**STATED EXERCISE:** Print the entries below word for word, from their very start through the line that contains "List each element", and leave the pictures out of your answer.

**RECORDS FOR THIS TASK:**
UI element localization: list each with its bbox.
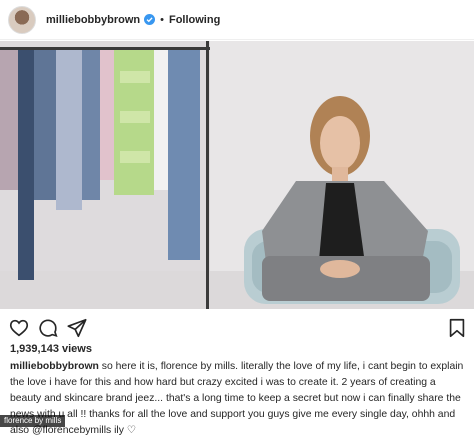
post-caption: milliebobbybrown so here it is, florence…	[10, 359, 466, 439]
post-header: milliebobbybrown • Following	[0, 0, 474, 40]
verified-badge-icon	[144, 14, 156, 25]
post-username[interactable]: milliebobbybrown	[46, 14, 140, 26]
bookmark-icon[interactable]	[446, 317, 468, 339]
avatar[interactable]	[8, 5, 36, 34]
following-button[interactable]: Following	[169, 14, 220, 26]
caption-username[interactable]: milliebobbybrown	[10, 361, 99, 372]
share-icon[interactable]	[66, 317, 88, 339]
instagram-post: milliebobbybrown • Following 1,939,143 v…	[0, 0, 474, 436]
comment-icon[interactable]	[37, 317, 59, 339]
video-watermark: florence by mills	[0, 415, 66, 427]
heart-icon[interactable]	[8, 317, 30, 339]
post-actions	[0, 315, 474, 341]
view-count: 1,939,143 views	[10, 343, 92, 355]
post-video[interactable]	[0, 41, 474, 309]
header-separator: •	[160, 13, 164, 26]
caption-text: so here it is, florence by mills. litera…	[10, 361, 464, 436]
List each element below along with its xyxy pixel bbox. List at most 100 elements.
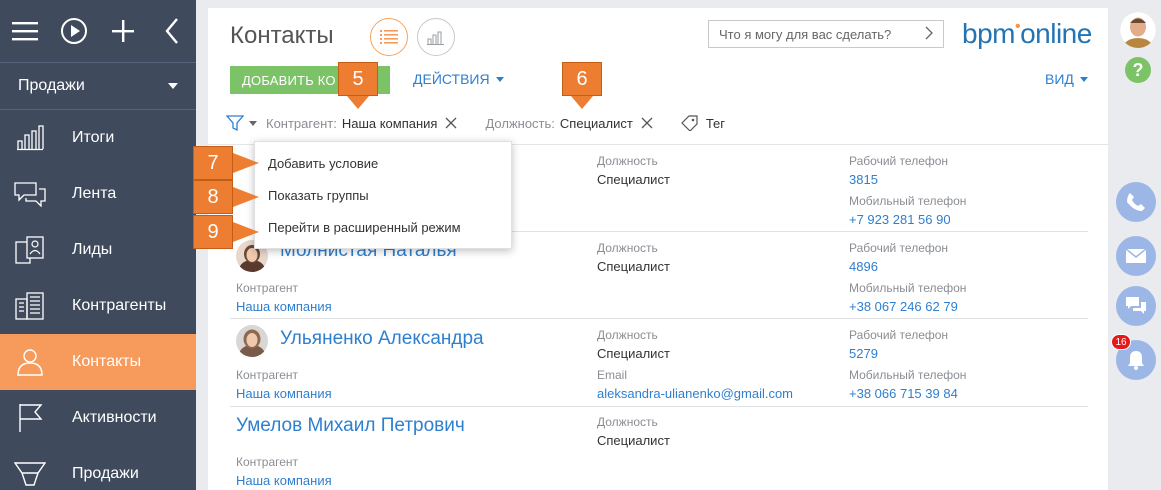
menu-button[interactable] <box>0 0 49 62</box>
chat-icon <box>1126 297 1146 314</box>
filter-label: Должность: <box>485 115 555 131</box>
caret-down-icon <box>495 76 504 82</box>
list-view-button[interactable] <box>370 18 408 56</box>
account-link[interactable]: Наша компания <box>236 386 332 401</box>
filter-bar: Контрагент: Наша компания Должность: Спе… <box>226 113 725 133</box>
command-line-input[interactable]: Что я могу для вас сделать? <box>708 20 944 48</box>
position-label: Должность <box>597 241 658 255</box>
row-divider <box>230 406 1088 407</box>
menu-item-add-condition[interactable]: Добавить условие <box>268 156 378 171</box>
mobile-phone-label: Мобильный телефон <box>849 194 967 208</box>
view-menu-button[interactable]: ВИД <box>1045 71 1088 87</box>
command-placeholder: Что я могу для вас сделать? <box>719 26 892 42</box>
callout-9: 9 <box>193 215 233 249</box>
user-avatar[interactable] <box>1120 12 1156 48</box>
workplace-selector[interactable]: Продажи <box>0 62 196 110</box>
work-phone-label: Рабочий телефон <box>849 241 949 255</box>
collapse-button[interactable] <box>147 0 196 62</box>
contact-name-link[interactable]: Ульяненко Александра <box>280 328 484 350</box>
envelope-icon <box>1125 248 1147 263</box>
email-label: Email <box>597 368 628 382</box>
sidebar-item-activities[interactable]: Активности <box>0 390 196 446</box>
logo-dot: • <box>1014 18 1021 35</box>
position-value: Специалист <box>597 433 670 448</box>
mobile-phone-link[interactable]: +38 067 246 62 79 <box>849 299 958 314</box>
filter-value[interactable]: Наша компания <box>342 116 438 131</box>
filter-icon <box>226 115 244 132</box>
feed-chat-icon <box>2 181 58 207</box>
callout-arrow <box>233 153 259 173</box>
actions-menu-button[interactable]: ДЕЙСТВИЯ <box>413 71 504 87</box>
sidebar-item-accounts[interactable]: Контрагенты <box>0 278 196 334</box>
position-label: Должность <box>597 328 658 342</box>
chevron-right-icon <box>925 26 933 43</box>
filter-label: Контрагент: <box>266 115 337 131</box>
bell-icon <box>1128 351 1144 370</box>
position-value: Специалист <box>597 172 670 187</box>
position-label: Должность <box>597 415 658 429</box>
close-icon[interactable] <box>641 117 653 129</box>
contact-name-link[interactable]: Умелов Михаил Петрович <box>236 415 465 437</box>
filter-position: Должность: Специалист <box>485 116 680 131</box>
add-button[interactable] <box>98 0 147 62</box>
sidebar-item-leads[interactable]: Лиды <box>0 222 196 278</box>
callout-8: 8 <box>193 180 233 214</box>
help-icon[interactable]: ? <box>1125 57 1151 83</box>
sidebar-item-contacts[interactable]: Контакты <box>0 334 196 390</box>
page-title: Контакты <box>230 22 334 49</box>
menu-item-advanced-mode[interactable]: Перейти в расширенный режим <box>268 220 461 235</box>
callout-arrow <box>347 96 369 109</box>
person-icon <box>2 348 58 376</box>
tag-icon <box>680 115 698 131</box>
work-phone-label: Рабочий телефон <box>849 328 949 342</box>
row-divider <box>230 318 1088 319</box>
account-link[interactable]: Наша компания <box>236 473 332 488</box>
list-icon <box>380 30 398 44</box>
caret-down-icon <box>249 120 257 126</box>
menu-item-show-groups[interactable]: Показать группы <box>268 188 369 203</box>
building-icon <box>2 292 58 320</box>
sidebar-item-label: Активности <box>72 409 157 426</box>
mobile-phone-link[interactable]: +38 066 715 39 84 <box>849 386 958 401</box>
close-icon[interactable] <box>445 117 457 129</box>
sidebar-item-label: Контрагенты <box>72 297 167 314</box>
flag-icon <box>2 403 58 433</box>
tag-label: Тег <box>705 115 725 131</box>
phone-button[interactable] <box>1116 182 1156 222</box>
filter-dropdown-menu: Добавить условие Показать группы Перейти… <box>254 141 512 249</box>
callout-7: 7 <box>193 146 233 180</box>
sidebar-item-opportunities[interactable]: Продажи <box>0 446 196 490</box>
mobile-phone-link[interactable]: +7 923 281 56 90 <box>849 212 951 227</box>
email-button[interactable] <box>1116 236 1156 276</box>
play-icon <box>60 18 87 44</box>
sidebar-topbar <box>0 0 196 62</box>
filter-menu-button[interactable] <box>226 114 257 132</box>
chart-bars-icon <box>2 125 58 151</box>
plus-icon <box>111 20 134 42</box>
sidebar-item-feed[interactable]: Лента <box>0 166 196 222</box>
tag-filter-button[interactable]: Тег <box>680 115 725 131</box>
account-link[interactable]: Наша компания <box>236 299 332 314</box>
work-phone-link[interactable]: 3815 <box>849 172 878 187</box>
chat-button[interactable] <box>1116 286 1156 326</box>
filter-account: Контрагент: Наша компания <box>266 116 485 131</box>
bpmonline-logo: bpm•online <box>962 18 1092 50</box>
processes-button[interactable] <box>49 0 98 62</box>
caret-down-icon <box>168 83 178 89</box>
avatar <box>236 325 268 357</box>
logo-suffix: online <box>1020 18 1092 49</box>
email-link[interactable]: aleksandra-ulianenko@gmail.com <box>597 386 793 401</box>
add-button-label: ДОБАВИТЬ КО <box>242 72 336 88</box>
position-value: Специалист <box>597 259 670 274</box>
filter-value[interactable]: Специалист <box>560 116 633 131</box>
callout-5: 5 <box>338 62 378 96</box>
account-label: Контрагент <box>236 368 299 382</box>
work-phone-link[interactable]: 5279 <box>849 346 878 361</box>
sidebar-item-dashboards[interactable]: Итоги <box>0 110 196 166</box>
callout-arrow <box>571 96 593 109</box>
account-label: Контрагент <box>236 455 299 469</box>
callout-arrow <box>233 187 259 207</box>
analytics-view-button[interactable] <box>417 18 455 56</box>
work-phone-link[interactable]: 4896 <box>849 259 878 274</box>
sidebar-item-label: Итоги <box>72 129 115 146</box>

**REPLY TO THE TASK:**
UI element localization: list each with its bbox.
post-caption: milliebobbybrown so here it is, florence…	[10, 359, 466, 439]
post-header: milliebobbybrown • Following	[0, 0, 474, 40]
verified-badge-icon	[144, 14, 156, 25]
post-username[interactable]: milliebobbybrown	[46, 14, 140, 26]
bookmark-icon[interactable]	[446, 317, 468, 339]
avatar[interactable]	[8, 5, 36, 34]
following-button[interactable]: Following	[169, 14, 220, 26]
caption-username[interactable]: milliebobbybrown	[10, 361, 99, 372]
share-icon[interactable]	[66, 317, 88, 339]
instagram-post: milliebobbybrown • Following 1,939,143 v…	[0, 0, 474, 436]
comment-icon[interactable]	[37, 317, 59, 339]
video-watermark: florence by mills	[0, 415, 66, 427]
heart-icon[interactable]	[8, 317, 30, 339]
post-actions	[0, 315, 474, 341]
view-count: 1,939,143 views	[10, 343, 92, 355]
post-video[interactable]	[0, 41, 474, 309]
header-separator: •	[160, 13, 164, 26]
caption-text: so here it is, florence by mills. litera…	[10, 361, 464, 436]
List each element below along with its xyxy pixel bbox. List at most 100 elements.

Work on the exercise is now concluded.